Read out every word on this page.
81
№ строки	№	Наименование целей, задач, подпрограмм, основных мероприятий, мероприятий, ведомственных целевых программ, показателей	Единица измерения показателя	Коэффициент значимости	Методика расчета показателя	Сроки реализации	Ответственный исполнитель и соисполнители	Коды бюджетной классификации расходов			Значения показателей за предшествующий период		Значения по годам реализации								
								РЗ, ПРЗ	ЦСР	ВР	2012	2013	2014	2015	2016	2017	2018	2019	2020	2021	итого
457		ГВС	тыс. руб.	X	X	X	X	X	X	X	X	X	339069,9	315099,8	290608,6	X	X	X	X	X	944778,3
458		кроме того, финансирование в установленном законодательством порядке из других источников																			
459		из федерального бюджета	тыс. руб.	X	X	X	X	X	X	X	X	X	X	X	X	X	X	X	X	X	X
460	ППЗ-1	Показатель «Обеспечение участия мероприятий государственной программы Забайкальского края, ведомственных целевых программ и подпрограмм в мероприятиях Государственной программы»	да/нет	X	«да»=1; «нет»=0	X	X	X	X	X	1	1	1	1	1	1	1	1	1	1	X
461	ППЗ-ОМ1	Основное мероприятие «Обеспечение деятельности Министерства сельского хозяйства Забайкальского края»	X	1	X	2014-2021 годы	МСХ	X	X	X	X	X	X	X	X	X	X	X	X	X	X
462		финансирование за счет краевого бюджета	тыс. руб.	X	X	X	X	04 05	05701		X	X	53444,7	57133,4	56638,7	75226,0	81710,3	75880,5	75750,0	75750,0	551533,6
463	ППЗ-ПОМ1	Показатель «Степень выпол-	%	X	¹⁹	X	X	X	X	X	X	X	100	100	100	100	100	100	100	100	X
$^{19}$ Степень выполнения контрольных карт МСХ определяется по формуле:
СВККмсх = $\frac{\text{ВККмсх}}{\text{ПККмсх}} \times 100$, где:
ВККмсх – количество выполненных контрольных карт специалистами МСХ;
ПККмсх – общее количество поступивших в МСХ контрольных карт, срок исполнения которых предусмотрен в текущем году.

_YOUR GOAL_
Extract the data in full. Keep it word for word.

_ANSWER FOR THE TASK_
Read out every word on this page.
81
№ строки	№	Наименование целей, задач, подпрограмм, основных мероприятий, мероприятий, ведомственных целевых программ, показателей	Единица измерения показателя	Коэффициент значимости	Методика расчета показателя	Сроки реализации	Ответственный исполнитель и соисполнители	Коды бюджетной классификации расходов			Значения показателей за предшествующий период		Значения по годам реализации								
								РЗ, ПРЗ	ЦСР	ВР	2012	2013	2014	2015	2016	2017	2018	2019	2020	2021	итого
457		ГВС	тыс. руб.	X	X	X	X	X	X	X	X	X	339069,9	315099,8	290608,6	X	X	X	X	X	944778,3
458		кроме того, финансирование в установленном законодательством порядке из других источников																			
459		из федерального бюджета	тыс. руб.	X	X	X	X	X	X	X	X	X	X	X	X	X	X	X	X	X	X
460	ППЗ-1	Показатель «Обеспечение участия мероприятий государственной программы Забайкальского края, ведомственных целевых программ и подпрограмм в мероприятиях Государственной программы»	да/нет	X	«да»=1; «нет»=0	X	X	X	X	X	1	1	1	1	1	1	1	1	1	1	X
461	ППЗ-ОМ1	Основное мероприятие «Обеспечение деятельности Министерства сельского хозяйства Забайкальского края»	X	1	X	2014-2021 годы	МСХ	X	X	X	X	X	X	X	X	X	X	X	X	X	X
462		финансирование за счет краевого бюджета	тыс. руб.	X	X	X	X	04 05	05701		X	X	53444,7	57133,4	56638,7	75226,0	81710,3	75880,5	75750,0	75750,0	551533,6
463	ППЗ-ПОМ1	Показатель «Степень выпол-	%	X	¹⁹	X	X	X	X	X	X	X	100	100	100	100	100	100	100	100	X
$^{19}$ Степень выполнения контрольных карт МСХ определяется по формуле:
СВККмсх = $\frac{\text{ВККмсх}}{\text{ПККмсх}} \times 100$, где:
ВККмсх – количество выполненных контрольных карт специалистами МСХ;
ПККмсх – общее количество поступивших в МСХ контрольных карт, срок исполнения которых предусмотрен в текущем году.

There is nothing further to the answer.